#### [WHAT TO PRODUCE]
Only the number is wanted: tally the lines below that contain the word "underlying".

#### [STORED RECORDS]
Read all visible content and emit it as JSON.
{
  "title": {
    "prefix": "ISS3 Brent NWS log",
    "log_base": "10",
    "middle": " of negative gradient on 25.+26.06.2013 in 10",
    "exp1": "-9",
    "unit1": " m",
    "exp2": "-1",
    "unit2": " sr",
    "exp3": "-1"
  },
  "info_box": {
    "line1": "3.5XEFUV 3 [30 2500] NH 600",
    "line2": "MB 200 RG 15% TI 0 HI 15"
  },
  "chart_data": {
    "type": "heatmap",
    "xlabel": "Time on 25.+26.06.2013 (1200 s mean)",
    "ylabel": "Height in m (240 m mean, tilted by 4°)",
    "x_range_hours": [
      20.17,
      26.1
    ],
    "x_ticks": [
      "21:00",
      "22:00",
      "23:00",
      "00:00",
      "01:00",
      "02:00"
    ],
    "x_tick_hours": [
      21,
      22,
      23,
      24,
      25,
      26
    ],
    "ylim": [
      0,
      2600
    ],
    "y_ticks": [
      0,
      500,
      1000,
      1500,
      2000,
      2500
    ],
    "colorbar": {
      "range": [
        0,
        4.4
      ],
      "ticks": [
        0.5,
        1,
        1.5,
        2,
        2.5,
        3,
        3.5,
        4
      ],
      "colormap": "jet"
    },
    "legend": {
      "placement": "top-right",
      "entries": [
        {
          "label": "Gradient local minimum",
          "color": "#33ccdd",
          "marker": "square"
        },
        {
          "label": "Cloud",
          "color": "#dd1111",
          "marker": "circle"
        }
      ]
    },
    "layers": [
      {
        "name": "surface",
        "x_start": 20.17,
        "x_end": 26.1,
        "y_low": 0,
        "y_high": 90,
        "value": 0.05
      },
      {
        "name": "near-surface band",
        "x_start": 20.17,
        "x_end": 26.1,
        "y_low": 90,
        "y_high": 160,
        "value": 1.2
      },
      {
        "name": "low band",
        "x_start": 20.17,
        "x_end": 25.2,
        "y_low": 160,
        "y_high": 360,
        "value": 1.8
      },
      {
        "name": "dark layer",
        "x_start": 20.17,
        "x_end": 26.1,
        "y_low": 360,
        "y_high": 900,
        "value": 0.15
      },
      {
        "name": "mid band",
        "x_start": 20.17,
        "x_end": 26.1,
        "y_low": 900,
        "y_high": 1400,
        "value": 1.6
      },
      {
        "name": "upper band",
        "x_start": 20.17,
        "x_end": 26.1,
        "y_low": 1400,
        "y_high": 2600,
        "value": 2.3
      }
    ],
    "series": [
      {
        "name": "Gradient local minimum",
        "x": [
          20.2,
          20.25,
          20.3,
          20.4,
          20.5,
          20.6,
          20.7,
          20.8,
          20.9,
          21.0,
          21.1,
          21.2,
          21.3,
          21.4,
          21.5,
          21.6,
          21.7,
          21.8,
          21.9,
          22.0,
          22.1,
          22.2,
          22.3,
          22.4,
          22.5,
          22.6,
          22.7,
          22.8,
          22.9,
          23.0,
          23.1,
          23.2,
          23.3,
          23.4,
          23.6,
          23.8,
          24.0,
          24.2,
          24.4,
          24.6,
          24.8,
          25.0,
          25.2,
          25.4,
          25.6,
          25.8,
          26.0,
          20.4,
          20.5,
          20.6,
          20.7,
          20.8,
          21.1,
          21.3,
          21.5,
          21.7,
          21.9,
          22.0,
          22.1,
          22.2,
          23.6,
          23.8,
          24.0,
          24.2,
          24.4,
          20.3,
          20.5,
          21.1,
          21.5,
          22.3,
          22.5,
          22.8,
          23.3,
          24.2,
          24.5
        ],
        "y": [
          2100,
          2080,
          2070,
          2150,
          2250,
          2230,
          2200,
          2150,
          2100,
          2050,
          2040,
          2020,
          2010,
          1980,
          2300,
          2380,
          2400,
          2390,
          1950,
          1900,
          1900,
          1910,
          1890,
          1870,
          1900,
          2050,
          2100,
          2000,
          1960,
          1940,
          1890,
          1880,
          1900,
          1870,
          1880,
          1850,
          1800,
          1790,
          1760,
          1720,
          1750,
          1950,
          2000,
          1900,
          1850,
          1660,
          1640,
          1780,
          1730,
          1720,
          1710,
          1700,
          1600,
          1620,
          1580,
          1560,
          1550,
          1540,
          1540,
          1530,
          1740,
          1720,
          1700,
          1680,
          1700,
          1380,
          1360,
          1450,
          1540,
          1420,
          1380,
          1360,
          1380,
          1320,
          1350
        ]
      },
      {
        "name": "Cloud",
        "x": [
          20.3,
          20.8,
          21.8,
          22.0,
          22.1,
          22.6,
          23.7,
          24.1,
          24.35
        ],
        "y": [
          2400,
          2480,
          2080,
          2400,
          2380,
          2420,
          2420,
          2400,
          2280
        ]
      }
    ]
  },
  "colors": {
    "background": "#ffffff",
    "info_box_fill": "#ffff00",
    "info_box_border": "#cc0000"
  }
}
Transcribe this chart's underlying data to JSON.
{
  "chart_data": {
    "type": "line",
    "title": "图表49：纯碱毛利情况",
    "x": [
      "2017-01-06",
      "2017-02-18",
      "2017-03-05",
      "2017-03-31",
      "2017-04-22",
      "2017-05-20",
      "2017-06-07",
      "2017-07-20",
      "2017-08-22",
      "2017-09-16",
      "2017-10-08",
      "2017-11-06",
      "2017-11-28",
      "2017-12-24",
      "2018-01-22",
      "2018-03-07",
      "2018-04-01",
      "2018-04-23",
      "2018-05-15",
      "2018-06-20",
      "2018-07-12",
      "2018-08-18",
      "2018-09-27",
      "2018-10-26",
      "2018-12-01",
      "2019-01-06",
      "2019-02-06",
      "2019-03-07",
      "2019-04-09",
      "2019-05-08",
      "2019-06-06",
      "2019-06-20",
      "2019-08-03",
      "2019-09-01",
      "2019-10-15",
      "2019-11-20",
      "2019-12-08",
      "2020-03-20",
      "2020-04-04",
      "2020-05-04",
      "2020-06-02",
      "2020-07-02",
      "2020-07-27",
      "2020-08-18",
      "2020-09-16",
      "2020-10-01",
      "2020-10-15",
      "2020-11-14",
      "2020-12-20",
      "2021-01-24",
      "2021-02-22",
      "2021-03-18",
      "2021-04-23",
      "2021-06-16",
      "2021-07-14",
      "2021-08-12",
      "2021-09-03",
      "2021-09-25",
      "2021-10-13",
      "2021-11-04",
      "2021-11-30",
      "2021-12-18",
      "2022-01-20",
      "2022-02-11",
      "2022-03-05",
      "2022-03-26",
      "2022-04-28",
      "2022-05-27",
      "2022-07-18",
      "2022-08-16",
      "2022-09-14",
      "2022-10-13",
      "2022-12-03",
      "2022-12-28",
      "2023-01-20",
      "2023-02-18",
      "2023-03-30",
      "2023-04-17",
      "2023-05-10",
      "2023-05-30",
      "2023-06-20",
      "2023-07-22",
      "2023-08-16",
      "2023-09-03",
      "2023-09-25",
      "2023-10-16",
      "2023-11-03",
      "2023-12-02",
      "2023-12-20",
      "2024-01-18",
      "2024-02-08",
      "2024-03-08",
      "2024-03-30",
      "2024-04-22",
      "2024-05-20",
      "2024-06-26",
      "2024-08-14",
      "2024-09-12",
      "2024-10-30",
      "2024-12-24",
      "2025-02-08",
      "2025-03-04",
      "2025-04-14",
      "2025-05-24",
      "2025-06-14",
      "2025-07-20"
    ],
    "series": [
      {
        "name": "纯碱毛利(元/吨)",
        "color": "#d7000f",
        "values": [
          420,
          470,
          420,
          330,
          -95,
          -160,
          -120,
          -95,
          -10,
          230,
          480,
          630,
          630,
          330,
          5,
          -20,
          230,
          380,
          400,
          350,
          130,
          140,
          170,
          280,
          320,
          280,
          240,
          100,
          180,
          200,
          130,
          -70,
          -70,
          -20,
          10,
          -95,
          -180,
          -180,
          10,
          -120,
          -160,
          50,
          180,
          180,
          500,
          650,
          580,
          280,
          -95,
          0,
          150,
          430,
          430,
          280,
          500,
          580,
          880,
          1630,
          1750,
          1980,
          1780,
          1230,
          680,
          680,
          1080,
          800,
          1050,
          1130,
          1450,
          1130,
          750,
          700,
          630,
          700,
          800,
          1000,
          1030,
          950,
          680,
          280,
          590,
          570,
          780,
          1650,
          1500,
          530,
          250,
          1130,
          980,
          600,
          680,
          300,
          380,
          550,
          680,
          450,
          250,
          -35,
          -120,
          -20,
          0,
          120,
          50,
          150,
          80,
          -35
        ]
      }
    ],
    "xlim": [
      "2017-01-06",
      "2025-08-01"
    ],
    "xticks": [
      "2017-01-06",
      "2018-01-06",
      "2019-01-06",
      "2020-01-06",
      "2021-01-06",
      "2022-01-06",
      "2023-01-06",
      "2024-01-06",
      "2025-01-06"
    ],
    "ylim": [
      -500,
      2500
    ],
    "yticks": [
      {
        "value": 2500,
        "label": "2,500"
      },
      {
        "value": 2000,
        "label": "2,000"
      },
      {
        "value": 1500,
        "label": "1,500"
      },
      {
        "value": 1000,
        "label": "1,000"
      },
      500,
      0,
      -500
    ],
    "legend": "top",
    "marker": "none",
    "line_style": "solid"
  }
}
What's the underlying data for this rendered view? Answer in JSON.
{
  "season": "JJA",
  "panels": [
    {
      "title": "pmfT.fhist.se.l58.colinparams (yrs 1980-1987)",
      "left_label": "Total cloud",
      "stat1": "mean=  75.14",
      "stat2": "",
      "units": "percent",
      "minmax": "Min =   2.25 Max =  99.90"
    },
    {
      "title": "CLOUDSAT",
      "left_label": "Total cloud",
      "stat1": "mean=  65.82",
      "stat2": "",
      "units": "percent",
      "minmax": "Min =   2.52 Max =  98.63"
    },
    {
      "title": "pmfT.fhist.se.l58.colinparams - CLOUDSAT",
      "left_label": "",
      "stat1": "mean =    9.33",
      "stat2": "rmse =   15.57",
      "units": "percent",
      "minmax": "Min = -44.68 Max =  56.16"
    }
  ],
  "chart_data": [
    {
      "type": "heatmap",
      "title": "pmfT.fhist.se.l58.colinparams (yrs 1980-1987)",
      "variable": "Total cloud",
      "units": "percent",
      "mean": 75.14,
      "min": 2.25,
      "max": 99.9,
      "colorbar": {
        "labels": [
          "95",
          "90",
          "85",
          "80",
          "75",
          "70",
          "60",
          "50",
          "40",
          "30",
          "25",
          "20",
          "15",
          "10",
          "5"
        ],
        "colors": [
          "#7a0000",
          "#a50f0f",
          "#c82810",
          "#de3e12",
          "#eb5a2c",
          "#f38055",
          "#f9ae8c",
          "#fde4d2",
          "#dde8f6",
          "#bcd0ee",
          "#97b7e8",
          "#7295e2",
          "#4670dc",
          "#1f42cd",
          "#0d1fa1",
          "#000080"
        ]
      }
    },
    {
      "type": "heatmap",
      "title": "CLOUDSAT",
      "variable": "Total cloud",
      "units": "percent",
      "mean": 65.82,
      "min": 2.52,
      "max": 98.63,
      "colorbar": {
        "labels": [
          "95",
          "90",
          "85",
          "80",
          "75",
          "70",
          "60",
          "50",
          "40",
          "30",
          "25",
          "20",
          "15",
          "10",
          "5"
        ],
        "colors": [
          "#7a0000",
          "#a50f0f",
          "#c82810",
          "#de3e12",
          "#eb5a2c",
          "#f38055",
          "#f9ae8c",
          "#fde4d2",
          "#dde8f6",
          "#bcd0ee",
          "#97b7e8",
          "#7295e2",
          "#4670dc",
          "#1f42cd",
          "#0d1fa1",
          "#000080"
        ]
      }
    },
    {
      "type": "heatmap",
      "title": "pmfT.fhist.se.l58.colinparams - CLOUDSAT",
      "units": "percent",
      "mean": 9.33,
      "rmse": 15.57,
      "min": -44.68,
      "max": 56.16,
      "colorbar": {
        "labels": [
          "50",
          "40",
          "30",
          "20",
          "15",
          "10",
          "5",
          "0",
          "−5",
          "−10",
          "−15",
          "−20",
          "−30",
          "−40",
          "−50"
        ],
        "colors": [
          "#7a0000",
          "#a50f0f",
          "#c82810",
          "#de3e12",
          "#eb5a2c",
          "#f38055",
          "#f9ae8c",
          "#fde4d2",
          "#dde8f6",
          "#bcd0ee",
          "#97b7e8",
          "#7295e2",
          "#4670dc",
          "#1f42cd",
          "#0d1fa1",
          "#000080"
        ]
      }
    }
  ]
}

#### [EXPECTED ANSWER]
2